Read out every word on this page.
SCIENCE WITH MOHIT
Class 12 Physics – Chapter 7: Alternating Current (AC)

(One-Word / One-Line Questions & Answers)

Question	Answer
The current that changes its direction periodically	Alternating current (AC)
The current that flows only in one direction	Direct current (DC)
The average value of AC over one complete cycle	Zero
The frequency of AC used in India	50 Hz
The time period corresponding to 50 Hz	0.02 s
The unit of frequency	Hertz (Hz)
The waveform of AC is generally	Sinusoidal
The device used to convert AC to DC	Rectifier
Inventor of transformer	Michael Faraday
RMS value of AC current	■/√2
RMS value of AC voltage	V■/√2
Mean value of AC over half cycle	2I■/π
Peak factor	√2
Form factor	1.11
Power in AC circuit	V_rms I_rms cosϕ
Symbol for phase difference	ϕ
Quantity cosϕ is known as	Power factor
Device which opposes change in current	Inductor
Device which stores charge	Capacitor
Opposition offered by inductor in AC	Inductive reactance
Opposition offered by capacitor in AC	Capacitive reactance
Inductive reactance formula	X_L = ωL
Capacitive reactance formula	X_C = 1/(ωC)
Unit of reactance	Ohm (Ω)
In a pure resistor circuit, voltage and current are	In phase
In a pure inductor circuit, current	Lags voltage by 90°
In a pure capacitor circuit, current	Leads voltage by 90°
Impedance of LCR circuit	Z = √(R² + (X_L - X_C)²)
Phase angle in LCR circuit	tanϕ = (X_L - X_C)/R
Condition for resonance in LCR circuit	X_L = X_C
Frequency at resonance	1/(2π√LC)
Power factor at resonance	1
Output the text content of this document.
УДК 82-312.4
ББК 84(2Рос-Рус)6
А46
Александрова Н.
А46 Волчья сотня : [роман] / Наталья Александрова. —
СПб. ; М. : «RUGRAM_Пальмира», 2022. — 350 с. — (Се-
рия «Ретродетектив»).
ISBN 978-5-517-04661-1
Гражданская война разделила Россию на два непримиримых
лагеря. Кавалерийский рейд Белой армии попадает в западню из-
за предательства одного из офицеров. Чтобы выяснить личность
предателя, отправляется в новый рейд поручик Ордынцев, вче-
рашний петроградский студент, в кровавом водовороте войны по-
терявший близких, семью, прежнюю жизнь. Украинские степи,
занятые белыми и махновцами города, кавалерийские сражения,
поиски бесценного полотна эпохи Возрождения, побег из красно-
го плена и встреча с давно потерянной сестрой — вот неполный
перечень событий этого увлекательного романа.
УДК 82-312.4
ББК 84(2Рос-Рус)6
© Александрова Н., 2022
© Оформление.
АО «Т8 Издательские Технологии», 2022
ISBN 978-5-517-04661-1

** PROBLEM REQUIREMENTS **
Transcribe every entry exactly, omitting nothing.

** FULL RESPONSE **
Read out every word on this page.
SCIENCE WITH MOHIT
Class 12 Physics – Chapter 7: Alternating Current (AC)

(One-Word / One-Line Questions & Answers)

Question	Answer
The current that changes its direction periodically	Alternating current (AC)
The current that flows only in one direction	Direct current (DC)
The average value of AC over one complete cycle	Zero
The frequency of AC used in India	50 Hz
The time period corresponding to 50 Hz	0.02 s
The unit of frequency	Hertz (Hz)
The waveform of AC is generally	Sinusoidal
The device used to convert AC to DC	Rectifier
Inventor of transformer	Michael Faraday
RMS value of AC current	■/√2
RMS value of AC voltage	V■/√2
Mean value of AC over half cycle	2I■/π
Peak factor	√2
Form factor	1.11
Power in AC circuit	V_rms I_rms cosϕ
Symbol for phase difference	ϕ
Quantity cosϕ is known as	Power factor
Device which opposes change in current	Inductor
Device which stores charge	Capacitor
Opposition offered by inductor in AC	Inductive reactance
Opposition offered by capacitor in AC	Capacitive reactance
Inductive reactance formula	X_L = ωL
Capacitive reactance formula	X_C = 1/(ωC)
Unit of reactance	Ohm (Ω)
In a pure resistor circuit, voltage and current are	In phase
In a pure inductor circuit, current	Lags voltage by 90°
In a pure capacitor circuit, current	Leads voltage by 90°
Impedance of LCR circuit	Z = √(R² + (X_L - X_C)²)
Phase angle in LCR circuit	tanϕ = (X_L - X_C)/R
Condition for resonance in LCR circuit	X_L = X_C
Frequency at resonance	1/(2π√LC)
Power factor at resonance	1
Output the text content of this document.
УДК 82-312.4
ББК 84(2Рос-Рус)6
А46
Александрова Н.
А46 Волчья сотня : [роман] / Наталья Александрова. —
СПб. ; М. : «RUGRAM_Пальмира», 2022. — 350 с. — (Се-
рия «Ретродетектив»).
ISBN 978-5-517-04661-1
Гражданская война разделила Россию на два непримиримых
лагеря. Кавалерийский рейд Белой армии попадает в западню из-
за предательства одного из офицеров. Чтобы выяснить личность
предателя, отправляется в новый рейд поручик Ордынцев, вче-
рашний петроградский студент, в кровавом водовороте войны по-
терявший близких, семью, прежнюю жизнь. Украинские степи,
занятые белыми и махновцами города, кавалерийские сражения,
поиски бесценного полотна эпохи Возрождения, побег из красно-
го плена и встреча с давно потерянной сестрой — вот неполный
перечень событий этого увлекательного романа.
УДК 82-312.4
ББК 84(2Рос-Рус)6
© Александрова Н., 2022
© Оформление.
АО «Т8 Издательские Технологии», 2022
ISBN 978-5-517-04661-1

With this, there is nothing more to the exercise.